◆ Stated goal
Please rewrite everything from the start of the listing down to the line containing "list-icon[interactable] <box>18 548", changing "step-label" to "stage-label" and keeping all else the same.

◆ Records for processing
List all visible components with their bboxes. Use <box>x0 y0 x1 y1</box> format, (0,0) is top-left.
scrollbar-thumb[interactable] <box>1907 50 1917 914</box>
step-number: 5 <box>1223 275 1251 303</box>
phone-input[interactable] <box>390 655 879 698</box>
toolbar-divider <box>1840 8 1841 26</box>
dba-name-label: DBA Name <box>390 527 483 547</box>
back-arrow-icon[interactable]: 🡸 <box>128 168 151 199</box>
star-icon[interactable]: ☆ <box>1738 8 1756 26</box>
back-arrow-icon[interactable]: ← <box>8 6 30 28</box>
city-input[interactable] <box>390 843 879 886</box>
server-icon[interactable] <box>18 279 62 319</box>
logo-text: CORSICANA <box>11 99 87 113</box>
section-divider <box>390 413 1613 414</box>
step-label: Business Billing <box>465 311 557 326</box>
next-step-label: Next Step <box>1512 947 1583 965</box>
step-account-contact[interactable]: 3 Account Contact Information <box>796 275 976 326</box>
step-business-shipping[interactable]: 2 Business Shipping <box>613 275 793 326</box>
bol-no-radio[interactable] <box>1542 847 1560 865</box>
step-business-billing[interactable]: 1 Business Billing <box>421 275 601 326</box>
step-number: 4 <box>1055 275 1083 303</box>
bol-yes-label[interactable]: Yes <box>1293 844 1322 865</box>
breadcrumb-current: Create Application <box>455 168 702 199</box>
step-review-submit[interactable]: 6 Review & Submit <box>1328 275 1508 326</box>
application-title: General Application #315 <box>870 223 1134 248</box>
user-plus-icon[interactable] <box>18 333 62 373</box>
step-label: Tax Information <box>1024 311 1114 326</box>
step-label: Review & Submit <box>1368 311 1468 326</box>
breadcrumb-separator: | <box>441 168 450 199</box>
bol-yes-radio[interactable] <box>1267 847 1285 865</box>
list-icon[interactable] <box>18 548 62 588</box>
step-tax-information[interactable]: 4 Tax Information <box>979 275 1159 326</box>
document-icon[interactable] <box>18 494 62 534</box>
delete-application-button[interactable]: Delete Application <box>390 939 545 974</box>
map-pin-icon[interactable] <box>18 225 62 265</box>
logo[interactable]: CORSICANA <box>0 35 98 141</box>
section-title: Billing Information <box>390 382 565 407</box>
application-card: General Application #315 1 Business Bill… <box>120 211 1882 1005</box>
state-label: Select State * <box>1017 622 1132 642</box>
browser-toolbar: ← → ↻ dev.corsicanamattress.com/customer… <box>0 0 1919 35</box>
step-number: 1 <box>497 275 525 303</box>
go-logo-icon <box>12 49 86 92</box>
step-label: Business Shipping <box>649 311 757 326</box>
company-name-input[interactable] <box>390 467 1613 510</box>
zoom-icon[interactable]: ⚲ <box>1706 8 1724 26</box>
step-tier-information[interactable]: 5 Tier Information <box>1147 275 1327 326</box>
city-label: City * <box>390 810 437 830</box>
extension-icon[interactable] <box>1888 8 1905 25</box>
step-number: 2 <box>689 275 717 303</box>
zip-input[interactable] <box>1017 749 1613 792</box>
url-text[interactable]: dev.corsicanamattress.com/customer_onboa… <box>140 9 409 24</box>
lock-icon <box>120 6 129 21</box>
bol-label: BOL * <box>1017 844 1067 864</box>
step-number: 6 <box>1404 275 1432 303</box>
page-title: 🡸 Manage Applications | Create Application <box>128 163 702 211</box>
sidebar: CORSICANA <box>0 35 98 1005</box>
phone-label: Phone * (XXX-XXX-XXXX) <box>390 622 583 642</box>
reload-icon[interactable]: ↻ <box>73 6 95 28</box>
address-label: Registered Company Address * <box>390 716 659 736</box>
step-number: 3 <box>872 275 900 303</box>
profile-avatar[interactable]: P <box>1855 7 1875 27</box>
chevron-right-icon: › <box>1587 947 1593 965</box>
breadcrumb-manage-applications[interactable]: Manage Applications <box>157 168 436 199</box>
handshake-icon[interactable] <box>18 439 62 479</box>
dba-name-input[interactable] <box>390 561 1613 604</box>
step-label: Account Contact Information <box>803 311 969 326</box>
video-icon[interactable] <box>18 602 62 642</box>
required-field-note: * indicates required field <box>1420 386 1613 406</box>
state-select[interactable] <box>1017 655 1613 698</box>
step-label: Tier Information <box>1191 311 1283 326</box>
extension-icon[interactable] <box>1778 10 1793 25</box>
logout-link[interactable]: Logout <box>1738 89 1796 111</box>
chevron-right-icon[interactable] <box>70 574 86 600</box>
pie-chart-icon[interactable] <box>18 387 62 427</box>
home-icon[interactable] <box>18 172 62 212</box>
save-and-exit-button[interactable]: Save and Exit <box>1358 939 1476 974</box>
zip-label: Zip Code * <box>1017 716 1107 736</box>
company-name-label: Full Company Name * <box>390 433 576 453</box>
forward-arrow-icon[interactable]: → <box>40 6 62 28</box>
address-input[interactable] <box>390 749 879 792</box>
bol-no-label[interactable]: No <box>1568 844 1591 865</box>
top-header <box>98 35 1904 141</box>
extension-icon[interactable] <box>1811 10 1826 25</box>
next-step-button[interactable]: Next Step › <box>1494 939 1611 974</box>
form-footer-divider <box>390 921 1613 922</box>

◆ Full response
List all visible components with their bboxes. Use <box>x0 y0 x1 y1</box> format, (0,0) is top-left.
scrollbar-thumb[interactable] <box>1907 50 1917 914</box>
step-number: 5 <box>1223 275 1251 303</box>
phone-input[interactable] <box>390 655 879 698</box>
toolbar-divider <box>1840 8 1841 26</box>
dba-name-label: DBA Name <box>390 527 483 547</box>
back-arrow-icon[interactable]: 🡸 <box>128 168 151 199</box>
star-icon[interactable]: ☆ <box>1738 8 1756 26</box>
back-arrow-icon[interactable]: ← <box>8 6 30 28</box>
city-input[interactable] <box>390 843 879 886</box>
server-icon[interactable] <box>18 279 62 319</box>
logo-text: CORSICANA <box>11 99 87 113</box>
section-divider <box>390 413 1613 414</box>
stage-label: Business Billing <box>465 311 557 326</box>
next-stage-label: Next Step <box>1512 947 1583 965</box>
step-account-contact[interactable]: 3 Account Contact Information <box>796 275 976 326</box>
step-business-shipping[interactable]: 2 Business Shipping <box>613 275 793 326</box>
bol-no-radio[interactable] <box>1542 847 1560 865</box>
step-business-billing[interactable]: 1 Business Billing <box>421 275 601 326</box>
step-number: 4 <box>1055 275 1083 303</box>
bol-yes-label[interactable]: Yes <box>1293 844 1322 865</box>
breadcrumb-current: Create Application <box>455 168 702 199</box>
step-review-submit[interactable]: 6 Review & Submit <box>1328 275 1508 326</box>
application-title: General Application #315 <box>870 223 1134 248</box>
user-plus-icon[interactable] <box>18 333 62 373</box>
stage-label: Tax Information <box>1024 311 1114 326</box>
stage-label: Review & Submit <box>1368 311 1468 326</box>
breadcrumb-separator: | <box>441 168 450 199</box>
bol-yes-radio[interactable] <box>1267 847 1285 865</box>
list-icon[interactable] <box>18 548 62 588</box>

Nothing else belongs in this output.